▸ **WHAT YOU WILL DO**
Find the lines that contain the word "title" and copy each one.

▸ **RECORDS PROVIDED**

>> BEGIN

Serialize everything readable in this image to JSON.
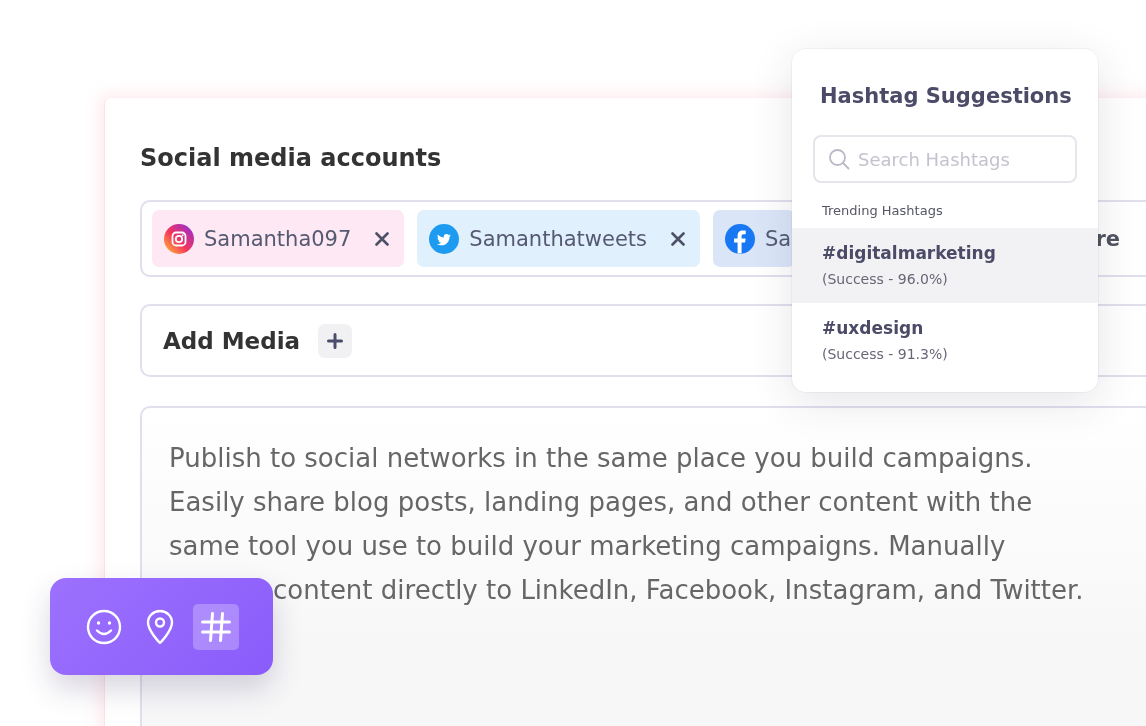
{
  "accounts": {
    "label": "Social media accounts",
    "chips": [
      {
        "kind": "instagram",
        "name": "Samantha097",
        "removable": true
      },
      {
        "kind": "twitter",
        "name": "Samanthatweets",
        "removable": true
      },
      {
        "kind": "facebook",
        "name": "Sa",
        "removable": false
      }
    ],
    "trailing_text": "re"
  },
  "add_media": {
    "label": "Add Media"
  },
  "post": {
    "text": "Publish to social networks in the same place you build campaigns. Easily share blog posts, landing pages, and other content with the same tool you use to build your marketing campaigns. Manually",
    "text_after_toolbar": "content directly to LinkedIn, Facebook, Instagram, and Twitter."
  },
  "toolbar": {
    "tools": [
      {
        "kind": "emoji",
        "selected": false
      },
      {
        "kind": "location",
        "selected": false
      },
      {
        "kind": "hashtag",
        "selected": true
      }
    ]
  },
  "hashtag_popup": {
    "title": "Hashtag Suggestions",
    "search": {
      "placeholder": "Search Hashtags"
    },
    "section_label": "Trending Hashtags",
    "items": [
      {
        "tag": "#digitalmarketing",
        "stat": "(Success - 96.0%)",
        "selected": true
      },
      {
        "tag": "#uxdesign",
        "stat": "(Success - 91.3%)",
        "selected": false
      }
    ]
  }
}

>> END
>> BEGIN

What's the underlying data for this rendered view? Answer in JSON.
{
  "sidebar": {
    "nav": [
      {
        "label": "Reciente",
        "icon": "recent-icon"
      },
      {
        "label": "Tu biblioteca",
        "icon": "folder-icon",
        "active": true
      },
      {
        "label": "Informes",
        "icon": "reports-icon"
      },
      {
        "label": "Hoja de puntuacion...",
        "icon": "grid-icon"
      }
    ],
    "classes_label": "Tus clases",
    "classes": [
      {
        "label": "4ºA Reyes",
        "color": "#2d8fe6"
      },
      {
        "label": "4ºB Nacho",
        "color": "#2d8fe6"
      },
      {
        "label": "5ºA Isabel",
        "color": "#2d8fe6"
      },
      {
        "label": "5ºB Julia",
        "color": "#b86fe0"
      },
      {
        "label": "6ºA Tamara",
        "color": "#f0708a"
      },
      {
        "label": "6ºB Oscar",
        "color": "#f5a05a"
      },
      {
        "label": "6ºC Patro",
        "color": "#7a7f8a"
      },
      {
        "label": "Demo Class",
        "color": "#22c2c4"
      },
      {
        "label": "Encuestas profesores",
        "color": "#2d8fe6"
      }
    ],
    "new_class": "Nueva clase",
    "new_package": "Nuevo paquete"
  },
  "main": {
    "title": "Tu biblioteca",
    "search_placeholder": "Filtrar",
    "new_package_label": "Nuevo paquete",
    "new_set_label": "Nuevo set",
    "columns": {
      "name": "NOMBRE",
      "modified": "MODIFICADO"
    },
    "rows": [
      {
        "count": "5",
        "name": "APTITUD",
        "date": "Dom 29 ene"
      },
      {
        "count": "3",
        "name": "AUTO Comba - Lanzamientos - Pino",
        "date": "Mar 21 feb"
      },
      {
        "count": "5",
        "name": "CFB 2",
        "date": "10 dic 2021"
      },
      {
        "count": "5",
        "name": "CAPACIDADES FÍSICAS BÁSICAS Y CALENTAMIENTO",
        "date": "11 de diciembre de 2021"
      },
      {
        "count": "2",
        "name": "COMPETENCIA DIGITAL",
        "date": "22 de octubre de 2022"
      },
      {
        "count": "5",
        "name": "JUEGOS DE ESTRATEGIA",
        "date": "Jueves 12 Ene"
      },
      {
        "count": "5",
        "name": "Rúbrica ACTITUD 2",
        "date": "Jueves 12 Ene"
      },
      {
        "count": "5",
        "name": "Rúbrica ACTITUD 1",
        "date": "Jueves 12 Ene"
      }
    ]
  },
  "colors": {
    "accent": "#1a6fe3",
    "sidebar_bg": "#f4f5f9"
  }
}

>> END

▸ **REPLY**
    "title": "Hashtag Suggestions",
    "title": "Tu biblioteca",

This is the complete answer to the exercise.